● **YOUR OBJECTIVE**: Within the records below, find each line that holds the string "прилагательные", then copy it.

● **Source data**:
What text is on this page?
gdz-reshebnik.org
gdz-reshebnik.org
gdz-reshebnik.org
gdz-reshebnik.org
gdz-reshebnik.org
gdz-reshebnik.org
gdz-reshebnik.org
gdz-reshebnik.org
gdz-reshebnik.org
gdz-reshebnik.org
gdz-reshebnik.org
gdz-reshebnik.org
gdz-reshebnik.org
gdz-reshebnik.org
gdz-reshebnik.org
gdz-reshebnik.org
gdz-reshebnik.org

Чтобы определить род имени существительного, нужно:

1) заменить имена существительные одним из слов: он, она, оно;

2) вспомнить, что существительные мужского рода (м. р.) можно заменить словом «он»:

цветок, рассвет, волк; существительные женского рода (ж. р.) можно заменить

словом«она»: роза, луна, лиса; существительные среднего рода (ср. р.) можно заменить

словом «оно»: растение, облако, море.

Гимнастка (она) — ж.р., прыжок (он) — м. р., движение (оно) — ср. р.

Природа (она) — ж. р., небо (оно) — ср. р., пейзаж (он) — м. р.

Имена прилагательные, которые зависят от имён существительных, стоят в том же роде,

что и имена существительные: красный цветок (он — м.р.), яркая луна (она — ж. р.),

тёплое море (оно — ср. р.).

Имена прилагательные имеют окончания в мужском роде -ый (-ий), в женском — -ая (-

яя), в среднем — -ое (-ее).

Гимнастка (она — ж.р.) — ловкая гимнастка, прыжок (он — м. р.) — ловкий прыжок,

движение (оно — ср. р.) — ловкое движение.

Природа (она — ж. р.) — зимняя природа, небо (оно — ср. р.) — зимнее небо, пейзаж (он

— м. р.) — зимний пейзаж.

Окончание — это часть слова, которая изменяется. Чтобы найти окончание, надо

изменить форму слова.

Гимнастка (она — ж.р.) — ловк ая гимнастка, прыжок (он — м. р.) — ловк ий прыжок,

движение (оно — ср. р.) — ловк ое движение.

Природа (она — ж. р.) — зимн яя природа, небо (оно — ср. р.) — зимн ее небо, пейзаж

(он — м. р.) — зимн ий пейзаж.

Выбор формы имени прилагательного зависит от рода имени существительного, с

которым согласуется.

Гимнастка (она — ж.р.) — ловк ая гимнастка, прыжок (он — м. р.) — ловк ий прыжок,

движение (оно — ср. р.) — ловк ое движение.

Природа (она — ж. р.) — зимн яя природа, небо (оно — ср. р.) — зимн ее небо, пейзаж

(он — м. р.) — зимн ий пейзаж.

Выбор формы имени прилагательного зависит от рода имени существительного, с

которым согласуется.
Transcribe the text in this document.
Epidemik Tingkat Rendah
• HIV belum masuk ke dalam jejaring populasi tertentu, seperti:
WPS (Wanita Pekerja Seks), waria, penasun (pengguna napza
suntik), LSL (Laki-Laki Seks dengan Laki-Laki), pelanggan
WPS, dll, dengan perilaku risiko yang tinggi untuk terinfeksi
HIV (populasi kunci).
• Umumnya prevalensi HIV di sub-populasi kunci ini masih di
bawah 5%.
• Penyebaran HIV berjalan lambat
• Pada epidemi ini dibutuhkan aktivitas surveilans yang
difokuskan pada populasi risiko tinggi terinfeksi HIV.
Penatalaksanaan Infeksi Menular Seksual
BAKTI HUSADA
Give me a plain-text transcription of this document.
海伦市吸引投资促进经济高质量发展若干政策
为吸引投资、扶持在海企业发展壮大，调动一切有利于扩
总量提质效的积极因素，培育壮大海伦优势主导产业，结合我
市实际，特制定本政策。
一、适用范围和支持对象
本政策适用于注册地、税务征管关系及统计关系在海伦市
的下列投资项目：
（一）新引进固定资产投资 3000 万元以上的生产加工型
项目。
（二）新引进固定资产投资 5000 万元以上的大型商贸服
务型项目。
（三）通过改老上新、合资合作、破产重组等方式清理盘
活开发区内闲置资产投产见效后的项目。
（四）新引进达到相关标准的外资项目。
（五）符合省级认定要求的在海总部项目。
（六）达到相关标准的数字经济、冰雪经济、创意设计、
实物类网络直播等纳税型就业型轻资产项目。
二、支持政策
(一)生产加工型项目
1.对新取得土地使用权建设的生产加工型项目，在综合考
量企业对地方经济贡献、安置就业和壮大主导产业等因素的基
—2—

● **SOLVED EXERCISE**:
Имена прилагательные, которые зависят от имён существительных, стоят в том же роде,
Имена прилагательные имеют окончания в мужском роде -ый (-ий), в женском — -ая (-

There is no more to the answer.